== What is needed ==
Your task is to repeat the entries underneath exactly, minus the pictures.

Stored data entries
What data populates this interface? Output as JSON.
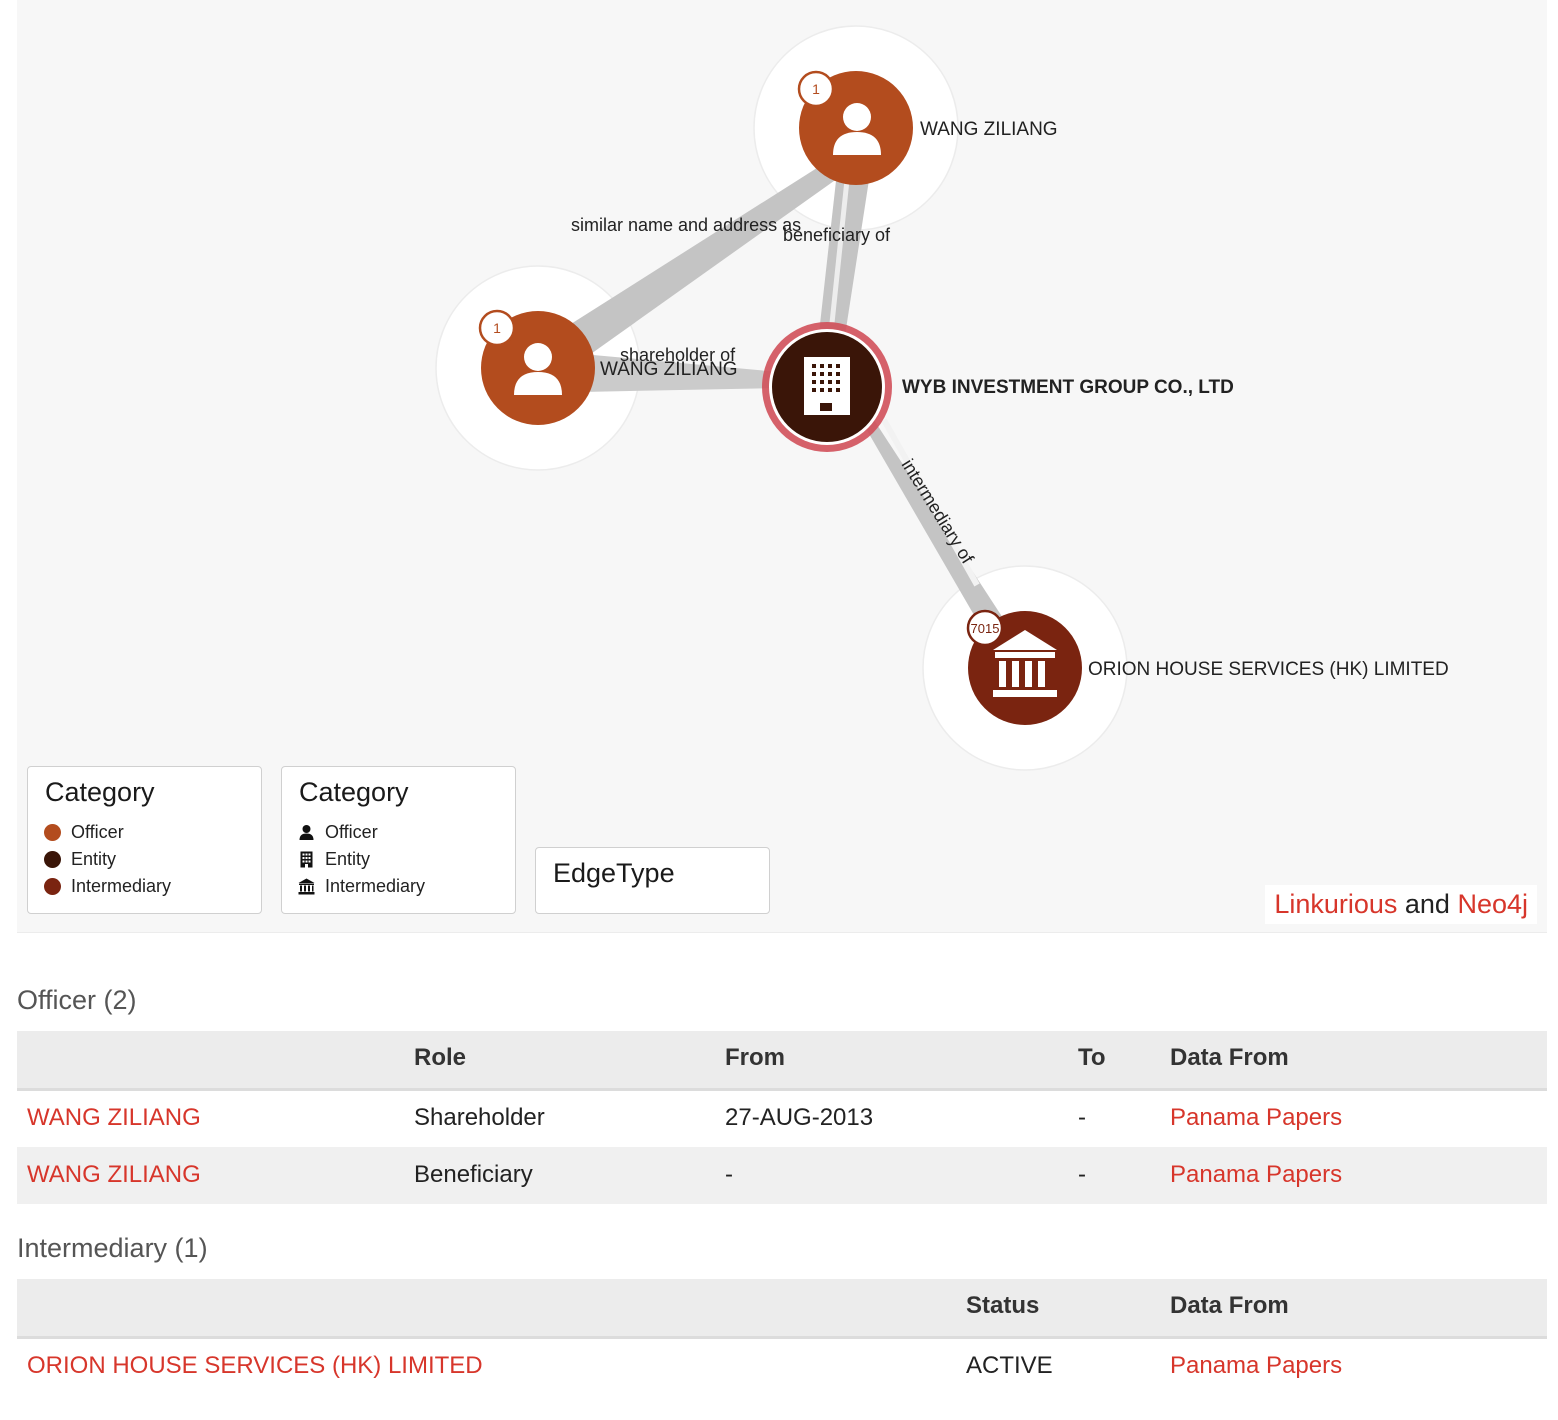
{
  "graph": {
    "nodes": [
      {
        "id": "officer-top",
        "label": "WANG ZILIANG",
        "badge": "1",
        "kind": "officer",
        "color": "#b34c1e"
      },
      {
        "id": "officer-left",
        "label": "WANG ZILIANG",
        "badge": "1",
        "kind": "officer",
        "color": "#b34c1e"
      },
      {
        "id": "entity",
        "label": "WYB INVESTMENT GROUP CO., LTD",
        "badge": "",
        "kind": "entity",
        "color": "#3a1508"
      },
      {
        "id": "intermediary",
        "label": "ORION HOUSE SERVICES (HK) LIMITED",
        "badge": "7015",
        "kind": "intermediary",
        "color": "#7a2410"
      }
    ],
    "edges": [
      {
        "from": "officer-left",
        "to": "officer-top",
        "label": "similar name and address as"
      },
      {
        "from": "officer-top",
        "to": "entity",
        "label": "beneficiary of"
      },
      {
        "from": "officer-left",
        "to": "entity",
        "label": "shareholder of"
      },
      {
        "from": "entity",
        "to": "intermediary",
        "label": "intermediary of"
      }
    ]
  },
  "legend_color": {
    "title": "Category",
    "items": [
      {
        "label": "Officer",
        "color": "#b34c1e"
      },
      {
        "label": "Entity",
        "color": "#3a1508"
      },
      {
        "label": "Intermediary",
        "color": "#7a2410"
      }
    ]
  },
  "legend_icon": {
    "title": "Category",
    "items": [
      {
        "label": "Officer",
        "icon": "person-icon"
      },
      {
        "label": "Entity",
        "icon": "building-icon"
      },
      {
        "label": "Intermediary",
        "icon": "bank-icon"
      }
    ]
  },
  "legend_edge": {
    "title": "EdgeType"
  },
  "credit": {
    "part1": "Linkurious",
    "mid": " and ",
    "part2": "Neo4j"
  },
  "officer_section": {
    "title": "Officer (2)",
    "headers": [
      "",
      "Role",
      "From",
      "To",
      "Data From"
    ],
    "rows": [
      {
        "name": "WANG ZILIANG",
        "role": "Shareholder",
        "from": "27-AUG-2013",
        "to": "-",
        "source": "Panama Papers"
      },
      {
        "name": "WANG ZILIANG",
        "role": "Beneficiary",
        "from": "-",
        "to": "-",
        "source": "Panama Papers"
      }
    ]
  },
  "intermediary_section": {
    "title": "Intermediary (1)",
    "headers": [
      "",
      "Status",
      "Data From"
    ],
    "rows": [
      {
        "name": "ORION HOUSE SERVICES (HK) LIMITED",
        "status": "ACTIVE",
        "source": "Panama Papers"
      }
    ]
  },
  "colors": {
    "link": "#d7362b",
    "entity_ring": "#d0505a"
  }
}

== Result for this task ==
What data populates this interface? Output as JSON.
{
  "graph": {
    "nodes": [
      {
        "id": "officer-top",
        "label": "WANG ZILIANG",
        "badge": "1",
        "kind": "officer",
        "color": "#b34c1e"
      },
      {
        "id": "officer-left",
        "label": "WANG ZILIANG",
        "badge": "1",
        "kind": "officer",
        "color": "#b34c1e"
      },
      {
        "id": "entity",
        "label": "WYB INVESTMENT GROUP CO., LTD",
        "badge": "",
        "kind": "entity",
        "color": "#3a1508"
      },
      {
        "id": "intermediary",
        "label": "ORION HOUSE SERVICES (HK) LIMITED",
        "badge": "7015",
        "kind": "intermediary",
        "color": "#7a2410"
      }
    ],
    "edges": [
      {
        "from": "officer-left",
        "to": "officer-top",
        "label": "similar name and address as"
      },
      {
        "from": "officer-top",
        "to": "entity",
        "label": "beneficiary of"
      },
      {
        "from": "officer-left",
        "to": "entity",
        "label": "shareholder of"
      },
      {
        "from": "entity",
        "to": "intermediary",
        "label": "intermediary of"
      }
    ]
  },
  "legend_color": {
    "title": "Category",
    "items": [
      {
        "label": "Officer",
        "color": "#b34c1e"
      },
      {
        "label": "Entity",
        "color": "#3a1508"
      },
      {
        "label": "Intermediary",
        "color": "#7a2410"
      }
    ]
  },
  "legend_icon": {
    "title": "Category",
    "items": [
      {
        "label": "Officer",
        "icon": "person-icon"
      },
      {
        "label": "Entity",
        "icon": "building-icon"
      },
      {
        "label": "Intermediary",
        "icon": "bank-icon"
      }
    ]
  },
  "legend_edge": {
    "title": "EdgeType"
  },
  "credit": {
    "part1": "Linkurious",
    "mid": " and ",
    "part2": "Neo4j"
  },
  "officer_section": {
    "title": "Officer (2)",
    "headers": [
      "",
      "Role",
      "From",
      "To",
      "Data From"
    ],
    "rows": [
      {
        "name": "WANG ZILIANG",
        "role": "Shareholder",
        "from": "27-AUG-2013",
        "to": "-",
        "source": "Panama Papers"
      },
      {
        "name": "WANG ZILIANG",
        "role": "Beneficiary",
        "from": "-",
        "to": "-",
        "source": "Panama Papers"
      }
    ]
  },
  "intermediary_section": {
    "title": "Intermediary (1)",
    "headers": [
      "",
      "Status",
      "Data From"
    ],
    "rows": [
      {
        "name": "ORION HOUSE SERVICES (HK) LIMITED",
        "status": "ACTIVE",
        "source": "Panama Papers"
      }
    ]
  },
  "colors": {
    "link": "#d7362b",
    "entity_ring": "#d0505a"
  }
}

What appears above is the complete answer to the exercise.